**WHAT YOU WILL DO**
Line count for the string "color" in the records below: report that figure and nothing else.
━━━━━━━━
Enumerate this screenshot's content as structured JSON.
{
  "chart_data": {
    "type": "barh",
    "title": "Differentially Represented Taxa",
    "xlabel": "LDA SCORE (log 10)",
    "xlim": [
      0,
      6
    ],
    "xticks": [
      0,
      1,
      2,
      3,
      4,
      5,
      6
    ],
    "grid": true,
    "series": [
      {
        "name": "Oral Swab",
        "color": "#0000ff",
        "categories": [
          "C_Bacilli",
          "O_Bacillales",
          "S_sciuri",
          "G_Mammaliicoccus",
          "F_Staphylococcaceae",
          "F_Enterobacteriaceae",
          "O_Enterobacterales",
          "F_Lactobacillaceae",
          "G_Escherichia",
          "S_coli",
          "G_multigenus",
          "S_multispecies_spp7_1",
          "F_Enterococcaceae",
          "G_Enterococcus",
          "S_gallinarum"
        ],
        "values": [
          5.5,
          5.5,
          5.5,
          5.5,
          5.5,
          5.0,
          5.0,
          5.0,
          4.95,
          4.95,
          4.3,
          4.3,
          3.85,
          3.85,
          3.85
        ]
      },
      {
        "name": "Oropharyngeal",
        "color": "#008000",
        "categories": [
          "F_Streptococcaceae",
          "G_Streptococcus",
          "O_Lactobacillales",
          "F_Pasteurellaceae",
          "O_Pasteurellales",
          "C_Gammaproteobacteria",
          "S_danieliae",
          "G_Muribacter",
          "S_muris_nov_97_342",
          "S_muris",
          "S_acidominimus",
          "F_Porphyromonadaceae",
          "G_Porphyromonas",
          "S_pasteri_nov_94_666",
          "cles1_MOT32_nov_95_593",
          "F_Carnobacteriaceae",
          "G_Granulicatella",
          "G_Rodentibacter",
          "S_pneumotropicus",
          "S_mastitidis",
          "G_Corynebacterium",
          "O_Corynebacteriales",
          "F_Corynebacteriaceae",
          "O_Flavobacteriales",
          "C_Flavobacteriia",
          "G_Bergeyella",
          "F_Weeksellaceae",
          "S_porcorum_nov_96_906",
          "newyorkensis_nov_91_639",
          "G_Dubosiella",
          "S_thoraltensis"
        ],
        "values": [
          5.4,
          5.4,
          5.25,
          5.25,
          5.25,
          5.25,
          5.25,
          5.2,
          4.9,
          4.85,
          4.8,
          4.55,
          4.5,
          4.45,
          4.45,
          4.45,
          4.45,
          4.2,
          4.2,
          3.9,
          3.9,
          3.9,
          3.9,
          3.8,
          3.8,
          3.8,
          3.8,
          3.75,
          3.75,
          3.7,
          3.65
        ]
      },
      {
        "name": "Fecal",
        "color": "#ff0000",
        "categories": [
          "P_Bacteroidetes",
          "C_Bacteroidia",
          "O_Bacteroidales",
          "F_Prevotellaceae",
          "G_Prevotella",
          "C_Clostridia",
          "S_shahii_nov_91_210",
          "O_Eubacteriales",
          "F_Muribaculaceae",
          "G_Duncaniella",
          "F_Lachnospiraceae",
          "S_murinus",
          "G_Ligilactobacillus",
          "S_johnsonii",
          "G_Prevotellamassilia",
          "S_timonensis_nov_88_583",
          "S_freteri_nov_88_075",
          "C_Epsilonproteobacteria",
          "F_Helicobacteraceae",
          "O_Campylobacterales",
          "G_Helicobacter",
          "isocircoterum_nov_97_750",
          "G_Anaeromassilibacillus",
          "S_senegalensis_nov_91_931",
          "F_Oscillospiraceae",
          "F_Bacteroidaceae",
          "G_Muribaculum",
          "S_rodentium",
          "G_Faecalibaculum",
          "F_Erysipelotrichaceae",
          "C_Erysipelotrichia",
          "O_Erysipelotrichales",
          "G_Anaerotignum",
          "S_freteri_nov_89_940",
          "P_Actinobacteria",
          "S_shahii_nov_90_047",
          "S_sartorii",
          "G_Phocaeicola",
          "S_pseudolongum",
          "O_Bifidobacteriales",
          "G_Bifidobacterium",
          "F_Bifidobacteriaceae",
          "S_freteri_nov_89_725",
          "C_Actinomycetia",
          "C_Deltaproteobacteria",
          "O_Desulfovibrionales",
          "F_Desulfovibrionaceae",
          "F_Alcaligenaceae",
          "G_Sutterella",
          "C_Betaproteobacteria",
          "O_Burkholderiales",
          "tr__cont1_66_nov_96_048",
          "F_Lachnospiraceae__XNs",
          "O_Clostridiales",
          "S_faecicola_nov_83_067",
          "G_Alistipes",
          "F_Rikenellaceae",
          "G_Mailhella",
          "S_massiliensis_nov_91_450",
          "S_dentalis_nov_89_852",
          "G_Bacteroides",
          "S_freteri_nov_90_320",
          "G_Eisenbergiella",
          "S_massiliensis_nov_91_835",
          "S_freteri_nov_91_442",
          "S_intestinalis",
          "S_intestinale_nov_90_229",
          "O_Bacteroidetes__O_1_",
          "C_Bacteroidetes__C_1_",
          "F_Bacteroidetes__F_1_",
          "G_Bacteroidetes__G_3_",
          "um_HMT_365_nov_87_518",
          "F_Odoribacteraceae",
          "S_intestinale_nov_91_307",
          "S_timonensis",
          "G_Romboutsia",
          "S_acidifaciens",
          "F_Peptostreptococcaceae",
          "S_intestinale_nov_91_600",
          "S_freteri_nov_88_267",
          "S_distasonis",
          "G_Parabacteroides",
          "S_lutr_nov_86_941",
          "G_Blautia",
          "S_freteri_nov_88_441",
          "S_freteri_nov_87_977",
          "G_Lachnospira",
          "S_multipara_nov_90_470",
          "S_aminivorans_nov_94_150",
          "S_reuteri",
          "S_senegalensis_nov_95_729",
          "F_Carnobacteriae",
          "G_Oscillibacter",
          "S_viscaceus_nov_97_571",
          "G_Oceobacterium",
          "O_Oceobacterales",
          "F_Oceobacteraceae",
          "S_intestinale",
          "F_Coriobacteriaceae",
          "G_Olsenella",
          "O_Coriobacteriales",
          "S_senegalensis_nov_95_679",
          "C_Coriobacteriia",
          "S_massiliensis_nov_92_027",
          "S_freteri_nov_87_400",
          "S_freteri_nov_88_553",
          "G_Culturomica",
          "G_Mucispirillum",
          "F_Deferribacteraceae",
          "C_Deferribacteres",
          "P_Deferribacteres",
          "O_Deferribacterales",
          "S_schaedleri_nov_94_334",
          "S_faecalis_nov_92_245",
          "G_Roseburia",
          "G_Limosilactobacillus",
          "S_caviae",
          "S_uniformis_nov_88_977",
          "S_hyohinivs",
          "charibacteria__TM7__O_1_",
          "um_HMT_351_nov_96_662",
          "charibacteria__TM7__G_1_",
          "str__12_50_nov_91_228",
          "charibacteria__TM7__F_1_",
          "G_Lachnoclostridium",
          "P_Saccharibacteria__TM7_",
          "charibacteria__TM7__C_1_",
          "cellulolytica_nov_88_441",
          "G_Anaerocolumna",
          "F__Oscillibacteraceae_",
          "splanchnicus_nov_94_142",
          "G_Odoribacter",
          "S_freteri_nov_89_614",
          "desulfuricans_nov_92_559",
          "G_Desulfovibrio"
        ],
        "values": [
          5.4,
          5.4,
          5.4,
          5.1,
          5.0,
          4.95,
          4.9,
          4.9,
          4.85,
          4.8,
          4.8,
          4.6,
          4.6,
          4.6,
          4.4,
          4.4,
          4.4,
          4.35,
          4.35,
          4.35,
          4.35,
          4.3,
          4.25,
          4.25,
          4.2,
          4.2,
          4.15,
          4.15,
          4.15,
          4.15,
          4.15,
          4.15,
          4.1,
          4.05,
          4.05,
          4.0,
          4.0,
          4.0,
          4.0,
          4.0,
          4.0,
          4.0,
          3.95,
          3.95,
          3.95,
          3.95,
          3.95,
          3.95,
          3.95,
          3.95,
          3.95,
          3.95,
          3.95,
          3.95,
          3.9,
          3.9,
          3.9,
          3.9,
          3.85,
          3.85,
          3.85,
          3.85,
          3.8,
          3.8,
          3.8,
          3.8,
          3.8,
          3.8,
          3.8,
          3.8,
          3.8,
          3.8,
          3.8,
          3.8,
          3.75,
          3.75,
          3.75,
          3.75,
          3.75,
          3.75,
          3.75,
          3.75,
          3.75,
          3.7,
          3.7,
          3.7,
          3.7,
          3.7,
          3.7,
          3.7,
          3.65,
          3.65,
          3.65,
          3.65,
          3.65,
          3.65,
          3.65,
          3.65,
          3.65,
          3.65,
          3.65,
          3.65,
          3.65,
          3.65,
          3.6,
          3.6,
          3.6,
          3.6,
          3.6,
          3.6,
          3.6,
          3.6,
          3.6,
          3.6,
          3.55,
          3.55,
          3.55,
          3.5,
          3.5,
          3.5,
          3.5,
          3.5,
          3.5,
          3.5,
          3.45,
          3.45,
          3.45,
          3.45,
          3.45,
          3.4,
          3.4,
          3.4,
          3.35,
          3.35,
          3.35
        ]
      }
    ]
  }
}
━━━━━━━━
**OUTPUT OF THE TASK**
3